3.3.8. Data analysis, statistical reporting, and audits;

3.3.9. Managing access control and security of facilities and property;

3.3.10. Conducting internal inspections, audits, and compliance checks;

3.3.11. Organizing procurement and bidding procedures;

3.3.12. Preparing legal documents, powers of attorney, and other authorizations;

3.3.13. Managing communication and information systems;

3.3.14. Fulfilling other obligations under applicable laws and internal policies.

3.4. The processing of personal data is carried out in accordance with the principles of legality, fairness, transparency, and data minimization.

4. Processed personal data and data sources

4.1. Personal data are provided directly by the data subjects or their authorized representatives, or collected from publicly available sources, with the data subject’s consent where required.

4.2. Data may also be obtained from third parties, such as government agencies or business partners, with prior consent or legal authorization.

4.3. The processing of sensitive personal data (such as health information or biometric data) is prohibited unless explicitly authorized by law or with the explicit consent of the data subject.

4.4. Personal data are processed only for legitimate purposes and in accordance with applicable US laws.

4.5. Data sources include employee records, contractual documents, official registries, and publicly available information.

5. Personal data processing and storage period

5.1. Personal data are processed only during the period necessary to achieve processing purposes or as required by law.

• PROVIDED DATA
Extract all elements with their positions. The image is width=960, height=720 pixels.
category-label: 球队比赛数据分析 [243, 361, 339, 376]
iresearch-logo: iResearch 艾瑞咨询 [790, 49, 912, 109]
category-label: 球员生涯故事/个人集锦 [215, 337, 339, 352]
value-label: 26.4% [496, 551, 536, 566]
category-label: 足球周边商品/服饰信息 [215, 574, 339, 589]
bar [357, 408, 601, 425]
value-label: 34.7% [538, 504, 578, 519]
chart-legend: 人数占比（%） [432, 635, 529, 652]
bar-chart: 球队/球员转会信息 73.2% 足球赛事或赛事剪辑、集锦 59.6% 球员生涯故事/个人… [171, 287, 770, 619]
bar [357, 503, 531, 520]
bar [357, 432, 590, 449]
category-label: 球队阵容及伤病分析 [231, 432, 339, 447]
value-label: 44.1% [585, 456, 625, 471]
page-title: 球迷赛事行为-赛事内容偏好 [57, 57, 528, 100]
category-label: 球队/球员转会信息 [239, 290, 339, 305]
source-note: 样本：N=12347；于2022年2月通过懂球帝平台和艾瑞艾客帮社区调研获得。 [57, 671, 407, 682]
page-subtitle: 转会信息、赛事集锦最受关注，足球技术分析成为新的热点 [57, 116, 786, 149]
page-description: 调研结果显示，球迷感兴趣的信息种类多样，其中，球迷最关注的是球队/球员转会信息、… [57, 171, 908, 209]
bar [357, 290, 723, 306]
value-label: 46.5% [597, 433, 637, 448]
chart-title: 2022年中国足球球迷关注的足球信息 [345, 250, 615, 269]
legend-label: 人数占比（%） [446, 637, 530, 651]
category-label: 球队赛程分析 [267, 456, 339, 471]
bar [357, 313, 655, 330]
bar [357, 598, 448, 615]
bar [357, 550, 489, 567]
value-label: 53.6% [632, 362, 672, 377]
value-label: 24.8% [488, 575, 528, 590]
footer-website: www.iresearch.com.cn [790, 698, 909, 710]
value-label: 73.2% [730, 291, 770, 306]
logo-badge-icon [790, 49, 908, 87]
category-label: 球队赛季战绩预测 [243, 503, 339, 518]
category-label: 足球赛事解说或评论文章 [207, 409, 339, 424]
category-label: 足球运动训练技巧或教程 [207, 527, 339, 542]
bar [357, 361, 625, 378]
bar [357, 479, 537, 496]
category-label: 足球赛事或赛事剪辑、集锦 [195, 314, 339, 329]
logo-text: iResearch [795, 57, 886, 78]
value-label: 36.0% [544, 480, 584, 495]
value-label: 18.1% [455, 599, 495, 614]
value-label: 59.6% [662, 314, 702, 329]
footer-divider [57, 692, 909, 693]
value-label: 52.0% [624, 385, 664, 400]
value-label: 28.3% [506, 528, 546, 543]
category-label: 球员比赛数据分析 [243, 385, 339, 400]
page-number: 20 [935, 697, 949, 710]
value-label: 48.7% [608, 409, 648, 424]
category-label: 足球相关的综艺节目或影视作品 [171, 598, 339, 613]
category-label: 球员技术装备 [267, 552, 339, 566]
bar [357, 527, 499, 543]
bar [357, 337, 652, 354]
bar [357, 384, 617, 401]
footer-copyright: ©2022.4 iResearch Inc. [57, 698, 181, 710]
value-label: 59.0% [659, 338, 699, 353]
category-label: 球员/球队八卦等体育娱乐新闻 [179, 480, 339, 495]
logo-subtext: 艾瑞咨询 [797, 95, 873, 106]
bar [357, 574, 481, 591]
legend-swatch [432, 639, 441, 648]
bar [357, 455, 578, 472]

• PROBLEM SET
**a)** Under section 3.4 of the personal data policy, which principles govern the processing of personal data?
**b)** Based on the personal data policy, explain in one to three sentences what determines how long personal data are processed.
**c)** Continue the personal data policy from the end of section 5.1.

• RESPONSES TO THE TASKS
**a)** Legality, fairness, transparency, and data minimization.

**b)** Personal data are processed only as long as needed to achieve the purposes of processing, or for as long as the law requires.

**c)**
5.2. Data are securely destroyed or anonymized after the expiration of the retention period or when processing objectives are achieved.

6. Rights of personal data owners

6.1. Data owners have the right to access, correct, delete, or restrict processing of their personal data in accordance with US laws such as the CCPA and other applicable legislation.

6.2. Data owners can withdraw consent at any time, where processing is based on consent, without affecting lawfulness.

6.3. Data owners may file complaints with relevant authorities, such as the Federal Trade Commission (FTC), regarding violations of their rights.

6.4. To exercise rights, data owners can contact the designated Data Protection Officer or use the contact details provided below.

7. Cross-border personal data transmission

7.1. Personal data may be transferred outside the United States only to countries with adequate data protection laws or with appropriate safeguards such as standard contractual clauses.

7.2. Cross-border transfers are conducted for legitimate purposes, including international cooperation, with prior notification to or consent of the data subject where required.

7.3. Data may be transferred to countries without adequate protections only with explicit consent or legal basis, such as necessity for contract execution or vital interests.

7.4. The list of countries includes, but is not limited to, Canada, European Union member states, Australia, and other countries recognized to ensure adequate data protection.

8. Third-party data processors

8.1. The company may engage third-party processors to handle personal data, provided they commit to confidentiality and data security obligations.

8.2. Responsible processing agreements specify scope, purposes, confidentiality, and security measures.

8.3. The company remains responsible for data processed by third parties on its behalf.

9. Data protection measures

9.1. Gaskill Oil Refinery LLC implements appropriate technical and organizational measures to protect personal data from unauthorized access, alteration, destruction, or disclosure.

9.2. These measures include access controls, encryption, secure storage, staff training, and regular audits.

9.3. The company complies with applicable US data security standards and updates measures as necessary.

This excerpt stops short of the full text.